■ DATA EXTRACT:
⁂
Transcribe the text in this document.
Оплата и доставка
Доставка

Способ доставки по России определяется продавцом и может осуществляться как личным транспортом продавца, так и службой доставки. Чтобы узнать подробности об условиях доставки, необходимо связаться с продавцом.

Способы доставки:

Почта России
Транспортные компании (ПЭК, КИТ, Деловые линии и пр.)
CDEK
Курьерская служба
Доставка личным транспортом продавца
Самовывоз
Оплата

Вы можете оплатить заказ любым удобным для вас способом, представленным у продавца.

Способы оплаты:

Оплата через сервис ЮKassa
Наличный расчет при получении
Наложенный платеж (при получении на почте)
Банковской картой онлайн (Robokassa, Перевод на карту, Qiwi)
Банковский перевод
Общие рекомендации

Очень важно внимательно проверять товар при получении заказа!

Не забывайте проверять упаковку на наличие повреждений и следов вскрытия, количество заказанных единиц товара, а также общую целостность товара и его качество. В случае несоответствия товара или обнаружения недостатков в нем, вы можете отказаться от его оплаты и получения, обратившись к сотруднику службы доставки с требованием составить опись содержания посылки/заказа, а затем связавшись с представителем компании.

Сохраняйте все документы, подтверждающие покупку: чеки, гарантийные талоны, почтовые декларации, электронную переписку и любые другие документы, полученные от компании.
⁂
■ WHAT NEEDS TO BE DONE: Determine the number of lines where the string "оплаты" occurs, and give that number only.

■ ANSWER FOR THIS EXERCISE: 2